_WORK REQUIRED_
Copy each line exactly.

— BEGIN SOURCE DATA —

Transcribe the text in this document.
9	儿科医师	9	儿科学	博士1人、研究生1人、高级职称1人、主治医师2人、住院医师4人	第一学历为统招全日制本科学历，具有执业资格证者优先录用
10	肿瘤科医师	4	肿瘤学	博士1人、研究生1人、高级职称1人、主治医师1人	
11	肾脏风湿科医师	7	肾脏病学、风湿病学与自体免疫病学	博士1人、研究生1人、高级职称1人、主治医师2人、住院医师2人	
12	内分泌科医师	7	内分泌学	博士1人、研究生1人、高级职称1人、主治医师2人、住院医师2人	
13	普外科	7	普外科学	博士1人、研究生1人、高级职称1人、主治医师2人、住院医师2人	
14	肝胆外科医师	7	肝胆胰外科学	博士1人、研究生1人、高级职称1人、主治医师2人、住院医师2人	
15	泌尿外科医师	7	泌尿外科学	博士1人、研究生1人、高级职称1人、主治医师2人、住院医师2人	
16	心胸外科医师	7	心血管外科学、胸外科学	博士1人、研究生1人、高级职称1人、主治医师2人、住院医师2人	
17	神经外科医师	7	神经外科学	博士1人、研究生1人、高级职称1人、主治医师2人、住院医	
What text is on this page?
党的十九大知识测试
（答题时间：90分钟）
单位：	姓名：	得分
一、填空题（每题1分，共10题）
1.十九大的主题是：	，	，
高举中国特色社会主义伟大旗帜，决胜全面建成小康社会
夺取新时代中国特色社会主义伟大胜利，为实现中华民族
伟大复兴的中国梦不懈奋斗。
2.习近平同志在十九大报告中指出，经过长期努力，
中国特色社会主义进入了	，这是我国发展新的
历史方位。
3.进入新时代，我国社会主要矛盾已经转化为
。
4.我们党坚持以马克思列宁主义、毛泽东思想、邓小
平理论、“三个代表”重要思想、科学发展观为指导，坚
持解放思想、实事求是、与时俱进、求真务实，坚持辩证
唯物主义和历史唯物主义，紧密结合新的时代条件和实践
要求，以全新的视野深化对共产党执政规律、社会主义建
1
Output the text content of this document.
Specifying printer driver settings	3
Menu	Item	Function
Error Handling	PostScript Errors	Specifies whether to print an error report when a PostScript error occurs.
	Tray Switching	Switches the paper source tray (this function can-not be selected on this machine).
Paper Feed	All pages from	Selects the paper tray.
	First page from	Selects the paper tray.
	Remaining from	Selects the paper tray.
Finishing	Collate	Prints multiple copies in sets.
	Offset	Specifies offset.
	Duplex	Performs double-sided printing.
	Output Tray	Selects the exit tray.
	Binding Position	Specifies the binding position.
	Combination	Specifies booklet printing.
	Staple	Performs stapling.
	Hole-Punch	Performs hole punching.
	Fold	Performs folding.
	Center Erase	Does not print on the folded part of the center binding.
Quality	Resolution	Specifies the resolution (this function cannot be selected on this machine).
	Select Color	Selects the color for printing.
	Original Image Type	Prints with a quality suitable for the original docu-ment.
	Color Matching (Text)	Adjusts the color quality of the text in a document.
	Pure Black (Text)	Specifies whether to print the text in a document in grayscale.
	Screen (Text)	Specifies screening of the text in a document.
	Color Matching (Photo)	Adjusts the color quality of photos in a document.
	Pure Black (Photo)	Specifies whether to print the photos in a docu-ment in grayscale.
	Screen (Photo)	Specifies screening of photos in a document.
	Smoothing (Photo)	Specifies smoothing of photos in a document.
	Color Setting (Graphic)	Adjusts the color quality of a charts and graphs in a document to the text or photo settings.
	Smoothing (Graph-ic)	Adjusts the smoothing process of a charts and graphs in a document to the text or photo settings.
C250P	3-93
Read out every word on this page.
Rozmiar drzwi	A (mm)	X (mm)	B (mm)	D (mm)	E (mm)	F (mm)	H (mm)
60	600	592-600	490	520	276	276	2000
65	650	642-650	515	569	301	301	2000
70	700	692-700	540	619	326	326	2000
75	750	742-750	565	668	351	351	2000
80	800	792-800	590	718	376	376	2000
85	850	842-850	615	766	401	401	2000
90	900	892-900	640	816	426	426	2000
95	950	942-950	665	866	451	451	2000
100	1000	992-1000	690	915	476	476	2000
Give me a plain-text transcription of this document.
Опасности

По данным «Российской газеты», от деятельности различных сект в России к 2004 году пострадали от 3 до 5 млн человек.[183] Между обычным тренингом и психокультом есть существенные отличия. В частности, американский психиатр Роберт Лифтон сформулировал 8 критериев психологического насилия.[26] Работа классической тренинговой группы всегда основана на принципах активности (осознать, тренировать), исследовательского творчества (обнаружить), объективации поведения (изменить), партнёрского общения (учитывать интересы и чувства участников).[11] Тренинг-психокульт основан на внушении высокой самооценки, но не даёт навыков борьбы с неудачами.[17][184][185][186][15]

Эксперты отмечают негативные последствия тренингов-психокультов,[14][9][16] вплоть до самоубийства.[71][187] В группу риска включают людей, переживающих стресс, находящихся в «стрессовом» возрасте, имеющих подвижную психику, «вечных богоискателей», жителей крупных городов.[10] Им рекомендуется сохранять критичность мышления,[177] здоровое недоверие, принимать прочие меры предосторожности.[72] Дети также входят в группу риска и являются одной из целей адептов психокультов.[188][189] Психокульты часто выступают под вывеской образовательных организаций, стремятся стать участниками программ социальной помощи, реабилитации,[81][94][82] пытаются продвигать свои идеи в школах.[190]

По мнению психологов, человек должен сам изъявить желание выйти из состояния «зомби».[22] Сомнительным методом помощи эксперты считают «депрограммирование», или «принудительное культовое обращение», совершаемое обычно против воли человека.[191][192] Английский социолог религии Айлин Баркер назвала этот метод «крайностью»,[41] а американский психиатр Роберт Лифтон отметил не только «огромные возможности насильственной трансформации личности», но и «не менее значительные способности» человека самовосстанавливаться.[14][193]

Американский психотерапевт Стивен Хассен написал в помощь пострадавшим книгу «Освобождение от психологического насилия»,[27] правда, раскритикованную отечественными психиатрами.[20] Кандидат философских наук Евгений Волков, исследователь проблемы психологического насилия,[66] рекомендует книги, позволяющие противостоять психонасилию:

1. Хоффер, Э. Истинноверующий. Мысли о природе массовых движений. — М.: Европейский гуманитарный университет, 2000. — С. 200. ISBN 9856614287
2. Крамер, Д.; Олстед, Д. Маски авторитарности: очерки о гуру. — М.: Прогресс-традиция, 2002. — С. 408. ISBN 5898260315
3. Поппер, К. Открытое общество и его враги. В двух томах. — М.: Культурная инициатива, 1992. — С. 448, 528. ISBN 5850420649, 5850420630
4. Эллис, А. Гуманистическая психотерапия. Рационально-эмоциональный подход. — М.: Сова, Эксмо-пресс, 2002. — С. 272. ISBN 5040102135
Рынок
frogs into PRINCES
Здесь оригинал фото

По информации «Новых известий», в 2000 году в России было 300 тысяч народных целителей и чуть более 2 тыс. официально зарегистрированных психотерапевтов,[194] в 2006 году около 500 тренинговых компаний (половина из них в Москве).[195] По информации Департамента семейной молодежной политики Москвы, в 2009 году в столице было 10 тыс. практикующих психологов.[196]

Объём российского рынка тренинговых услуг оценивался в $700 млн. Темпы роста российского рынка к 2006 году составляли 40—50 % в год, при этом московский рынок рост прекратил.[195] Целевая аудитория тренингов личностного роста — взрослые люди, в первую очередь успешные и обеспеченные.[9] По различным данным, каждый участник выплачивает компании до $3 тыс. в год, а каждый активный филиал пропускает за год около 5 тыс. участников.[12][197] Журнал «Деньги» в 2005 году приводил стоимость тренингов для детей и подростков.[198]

— END SOURCE DATA —

_SOLUTION TO THIS TASK_
Transcribe the text in this document.
9	儿科医师	9	儿科学	博士1人、研究生1人、高级职称1人、主治医师2人、住院医师4人	第一学历为统招全日制本科学历，具有执业资格证者优先录用
10	肿瘤科医师	4	肿瘤学	博士1人、研究生1人、高级职称1人、主治医师1人	
11	肾脏风湿科医师	7	肾脏病学、风湿病学与自体免疫病学	博士1人、研究生1人、高级职称1人、主治医师2人、住院医师2人	
12	内分泌科医师	7	内分泌学	博士1人、研究生1人、高级职称1人、主治医师2人、住院医师2人	
13	普外科	7	普外科学	博士1人、研究生1人、高级职称1人、主治医师2人、住院医师2人	
14	肝胆外科医师	7	肝胆胰外科学	博士1人、研究生1人、高级职称1人、主治医师2人、住院医师2人	
15	泌尿外科医师	7	泌尿外科学	博士1人、研究生1人、高级职称1人、主治医师2人、住院医师2人	
16	心胸外科医师	7	心血管外科学、胸外科学	博士1人、研究生1人、高级职称1人、主治医师2人、住院医师2人	
17	神经外科医师	7	神经外科学	博士1人、研究生1人、高级职称1人、主治医师2人、住院医	
What text is on this page?
党的十九大知识测试
（答题时间：90分钟）
单位：	姓名：	得分
一、填空题（每题1分，共10题）
1.十九大的主题是：	，	，
高举中国特色社会主义伟大旗帜，决胜全面建成小康社会
夺取新时代中国特色社会主义伟大胜利，为实现中华民族
伟大复兴的中国梦不懈奋斗。
2.习近平同志在十九大报告中指出，经过长期努力，
中国特色社会主义进入了	，这是我国发展新的
历史方位。
3.进入新时代，我国社会主要矛盾已经转化为
。
4.我们党坚持以马克思列宁主义、毛泽东思想、邓小
平理论、“三个代表”重要思想、科学发展观为指导，坚
持解放思想、实事求是、与时俱进、求真务实，坚持辩证
唯物主义和历史唯物主义，紧密结合新的时代条件和实践
要求，以全新的视野深化对共产党执政规律、社会主义建
1
Output the text content of this document.
Specifying printer driver settings	3
Menu	Item	Function
Error Handling	PostScript Errors	Specifies whether to print an error report when a PostScript error occurs.
	Tray Switching	Switches the paper source tray (this function can-not be selected on this machine).
Paper Feed	All pages from	Selects the paper tray.
	First page from	Selects the paper tray.
	Remaining from	Selects the paper tray.
Finishing	Collate	Prints multiple copies in sets.
	Offset	Specifies offset.
	Duplex	Performs double-sided printing.
	Output Tray	Selects the exit tray.
	Binding Position	Specifies the binding position.
	Combination	Specifies booklet printing.
	Staple	Performs stapling.
	Hole-Punch	Performs hole punching.
	Fold	Performs folding.
	Center Erase	Does not print on the folded part of the center binding.
Quality	Resolution	Specifies the resolution (this function cannot be selected on this machine).
	Select Color	Selects the color for printing.
	Original Image Type	Prints with a quality suitable for the original docu-ment.
	Color Matching (Text)	Adjusts the color quality of the text in a document.
	Pure Black (Text)	Specifies whether to print the text in a document in grayscale.
	Screen (Text)	Specifies screening of the text in a document.
	Color Matching (Photo)	Adjusts the color quality of photos in a document.
	Pure Black (Photo)	Specifies whether to print the photos in a docu-ment in grayscale.
	Screen (Photo)	Specifies screening of photos in a document.
	Smoothing (Photo)	Specifies smoothing of photos in a document.
	Color Setting (Graphic)	Adjusts the color quality of a charts and graphs in a document to the text or photo settings.
	Smoothing (Graph-ic)	Adjusts the smoothing process of a charts and graphs in a document to the text or photo settings.
C250P	3-93
Read out every word on this page.
Rozmiar drzwi	A (mm)	X (mm)	B (mm)	D (mm)	E (mm)	F (mm)	H (mm)
60	600	592-600	490	520	276	276	2000
65	650	642-650	515	569	301	301	2000
70	700	692-700	540	619	326	326	2000
75	750	742-750	565	668	351	351	2000
80	800	792-800	590	718	376	376	2000
85	850	842-850	615	766	401	401	2000
90	900	892-900	640	816	426	426	2000
95	950	942-950	665	866	451	451	2000
100	1000	992-1000	690	915	476	476	2000
Give me a plain-text transcription of this document.
Опасности

По данным «Российской газеты», от деятельности различных сект в России к 2004 году пострадали от 3 до 5 млн человек.[183] Между обычным тренингом и психокультом есть существенные отличия. В частности, американский психиатр Роберт Лифтон сформулировал 8 критериев психологического насилия.[26] Работа классической тренинговой группы всегда основана на принципах активности (осознать, тренировать), исследовательского творчества (обнаружить), объективации поведения (изменить), партнёрского общения (учитывать интересы и чувства участников).[11] Тренинг-психокульт основан на внушении высокой самооценки, но не даёт навыков борьбы с неудачами.[17][184][185][186][15]

Эксперты отмечают негативные последствия тренингов-психокультов,[14][9][16] вплоть до самоубийства.[71][187] В группу риска включают людей, переживающих стресс, находящихся в «стрессовом» возрасте, имеющих подвижную психику, «вечных богоискателей», жителей крупных городов.[10] Им рекомендуется сохранять критичность мышления,[177] здоровое недоверие, принимать прочие меры предосторожности.[72] Дети также входят в группу риска и являются одной из целей адептов психокультов.[188][189] Психокульты часто выступают под вывеской образовательных организаций, стремятся стать участниками программ социальной помощи, реабилитации,[81][94][82] пытаются продвигать свои идеи в школах.[190]

По мнению психологов, человек должен сам изъявить желание выйти из состояния «зомби».[22] Сомнительным методом помощи эксперты считают «депрограммирование», или «принудительное культовое обращение», совершаемое обычно против воли человека.[191][192] Английский социолог религии Айлин Баркер назвала этот метод «крайностью»,[41] а американский психиатр Роберт Лифтон отметил не только «огромные возможности насильственной трансформации личности», но и «не менее значительные способности» человека самовосстанавливаться.[14][193]

Американский психотерапевт Стивен Хассен написал в помощь пострадавшим книгу «Освобождение от психологического насилия»,[27] правда, раскритикованную отечественными психиатрами.[20] Кандидат философских наук Евгений Волков, исследователь проблемы психологического насилия,[66] рекомендует книги, позволяющие противостоять психонасилию:

1. Хоффер, Э. Истинноверующий. Мысли о природе массовых движений. — М.: Европейский гуманитарный университет, 2000. — С. 200. ISBN 9856614287
2. Крамер, Д.; Олстед, Д. Маски авторитарности: очерки о гуру. — М.: Прогресс-традиция, 2002. — С. 408. ISBN 5898260315
3. Поппер, К. Открытое общество и его враги. В двух томах. — М.: Культурная инициатива, 1992. — С. 448, 528. ISBN 5850420649, 5850420630
4. Эллис, А. Гуманистическая психотерапия. Рационально-эмоциональный подход. — М.: Сова, Эксмо-пресс, 2002. — С. 272. ISBN 5040102135
Рынок
frogs into PRINCES
Здесь оригинал фото

По информации «Новых известий», в 2000 году в России было 300 тысяч народных целителей и чуть более 2 тыс. официально зарегистрированных психотерапевтов,[194] в 2006 году около 500 тренинговых компаний (половина из них в Москве).[195] По информации Департамента семейной молодежной политики Москвы, в 2009 году в столице было 10 тыс. практикующих психологов.[196]

Объём российского рынка тренинговых услуг оценивался в $700 млн. Темпы роста российского рынка к 2006 году составляли 40—50 % в год, при этом московский рынок рост прекратил.[195] Целевая аудитория тренингов личностного роста — взрослые люди, в первую очередь успешные и обеспеченные.[9] По различным данным, каждый участник выплачивает компании до $3 тыс. в год, а каждый активный филиал пропускает за год около 5 тыс. участников.[12][197] Журнал «Деньги» в 2005 году приводил стоимость тренингов для детей и подростков.[198]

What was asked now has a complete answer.